Locate all lines in the data below that hold "Миссии" and show them.
-*-*-
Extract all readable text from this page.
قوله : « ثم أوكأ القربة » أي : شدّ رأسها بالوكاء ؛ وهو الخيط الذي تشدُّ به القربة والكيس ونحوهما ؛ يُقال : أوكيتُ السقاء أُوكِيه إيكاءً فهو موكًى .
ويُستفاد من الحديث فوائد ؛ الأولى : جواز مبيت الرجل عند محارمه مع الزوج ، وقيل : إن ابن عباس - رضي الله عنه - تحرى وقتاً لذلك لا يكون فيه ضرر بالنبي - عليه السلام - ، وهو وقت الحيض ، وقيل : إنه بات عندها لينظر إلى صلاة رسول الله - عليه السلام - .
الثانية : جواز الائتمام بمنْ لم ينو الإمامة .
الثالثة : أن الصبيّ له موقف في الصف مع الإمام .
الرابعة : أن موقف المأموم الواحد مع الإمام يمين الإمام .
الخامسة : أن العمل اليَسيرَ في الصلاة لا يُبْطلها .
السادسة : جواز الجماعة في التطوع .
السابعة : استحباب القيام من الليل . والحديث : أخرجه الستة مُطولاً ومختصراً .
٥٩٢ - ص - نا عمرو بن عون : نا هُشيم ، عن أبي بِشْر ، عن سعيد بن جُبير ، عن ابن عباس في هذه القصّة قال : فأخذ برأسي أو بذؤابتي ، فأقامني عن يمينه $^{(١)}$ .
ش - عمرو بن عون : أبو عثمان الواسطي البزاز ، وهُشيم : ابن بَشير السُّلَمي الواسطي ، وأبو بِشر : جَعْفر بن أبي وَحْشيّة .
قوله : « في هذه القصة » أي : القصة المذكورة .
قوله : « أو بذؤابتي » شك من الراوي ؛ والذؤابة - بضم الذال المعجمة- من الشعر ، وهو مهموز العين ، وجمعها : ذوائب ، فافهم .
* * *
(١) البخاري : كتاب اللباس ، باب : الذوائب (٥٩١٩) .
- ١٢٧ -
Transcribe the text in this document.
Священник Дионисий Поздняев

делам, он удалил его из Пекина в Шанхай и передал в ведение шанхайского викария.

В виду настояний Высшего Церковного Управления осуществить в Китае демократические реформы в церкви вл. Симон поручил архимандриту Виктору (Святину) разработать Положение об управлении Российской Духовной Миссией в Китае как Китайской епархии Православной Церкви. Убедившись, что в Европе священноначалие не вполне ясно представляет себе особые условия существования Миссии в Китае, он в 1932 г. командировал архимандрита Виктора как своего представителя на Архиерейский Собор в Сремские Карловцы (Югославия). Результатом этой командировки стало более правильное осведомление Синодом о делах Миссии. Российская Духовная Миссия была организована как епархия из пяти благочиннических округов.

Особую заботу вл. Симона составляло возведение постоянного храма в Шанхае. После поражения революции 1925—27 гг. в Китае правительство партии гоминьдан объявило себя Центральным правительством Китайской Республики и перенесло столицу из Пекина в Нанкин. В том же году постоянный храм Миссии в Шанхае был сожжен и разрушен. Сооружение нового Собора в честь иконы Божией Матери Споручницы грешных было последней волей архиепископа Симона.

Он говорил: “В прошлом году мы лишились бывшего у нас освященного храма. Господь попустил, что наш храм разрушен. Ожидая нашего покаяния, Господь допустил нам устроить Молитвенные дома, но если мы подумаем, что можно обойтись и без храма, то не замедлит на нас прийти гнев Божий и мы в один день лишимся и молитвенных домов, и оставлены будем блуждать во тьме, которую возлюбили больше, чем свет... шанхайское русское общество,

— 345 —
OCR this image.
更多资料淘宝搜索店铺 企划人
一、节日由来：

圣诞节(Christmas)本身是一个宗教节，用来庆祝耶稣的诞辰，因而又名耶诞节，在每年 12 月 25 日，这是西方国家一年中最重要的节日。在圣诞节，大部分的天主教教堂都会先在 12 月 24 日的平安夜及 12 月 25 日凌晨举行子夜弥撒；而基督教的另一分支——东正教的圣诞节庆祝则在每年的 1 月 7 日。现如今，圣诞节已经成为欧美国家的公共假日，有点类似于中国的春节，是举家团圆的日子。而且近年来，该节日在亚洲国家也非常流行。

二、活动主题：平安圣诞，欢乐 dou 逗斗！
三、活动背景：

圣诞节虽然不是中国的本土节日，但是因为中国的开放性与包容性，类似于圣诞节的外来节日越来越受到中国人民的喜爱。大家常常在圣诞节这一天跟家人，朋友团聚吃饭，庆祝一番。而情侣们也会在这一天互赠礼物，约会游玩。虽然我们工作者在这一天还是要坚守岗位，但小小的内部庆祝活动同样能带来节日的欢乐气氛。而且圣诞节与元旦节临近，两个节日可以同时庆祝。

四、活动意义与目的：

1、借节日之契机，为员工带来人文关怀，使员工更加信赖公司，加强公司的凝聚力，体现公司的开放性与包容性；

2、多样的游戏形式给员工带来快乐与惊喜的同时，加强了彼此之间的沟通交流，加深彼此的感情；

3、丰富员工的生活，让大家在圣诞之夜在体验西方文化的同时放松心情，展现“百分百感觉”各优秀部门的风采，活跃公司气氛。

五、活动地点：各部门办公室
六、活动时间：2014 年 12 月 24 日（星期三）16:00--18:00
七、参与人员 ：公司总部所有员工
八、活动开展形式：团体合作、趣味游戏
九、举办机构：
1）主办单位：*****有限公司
-*-*-
» **THE OUTPUT**
В виду настояний Высшего Церковного Управления осуществить в Китае демократические реформы в церкви вл. Симон поручил архимандриту Виктору (Святину) разработать Положение об управлении Российской Духовной Миссией в Китае как Китайской епархии Православной Церкви. Убедившись, что в Европе священноначалие не вполне ясно представляет себе особые условия существования Миссии в Китае, он в 1932 г. командировал архимандрита Виктора как своего представителя на Архиерейский Собор в Сремские Карловцы (Югославия). Результатом этой командировки стало более правильное осведомление Синодом о делах Миссии. Российская Духовная Миссия была организована как епархия из пяти благочиннических округов.
Особую заботу вл. Симона составляло возведение постоянного храма в Шанхае. После поражения революции 1925—27 гг. в Китае правительство партии гоминьдан объявило себя Центральным правительством Китайской Республики и перенесло столицу из Пекина в Нанкин. В том же году постоянный храм Миссии в Шанхае был сожжен и разрушен. Сооружение нового Собора в честь иконы Божией Матери Споручницы грешных было последней волей архиепископа Симона.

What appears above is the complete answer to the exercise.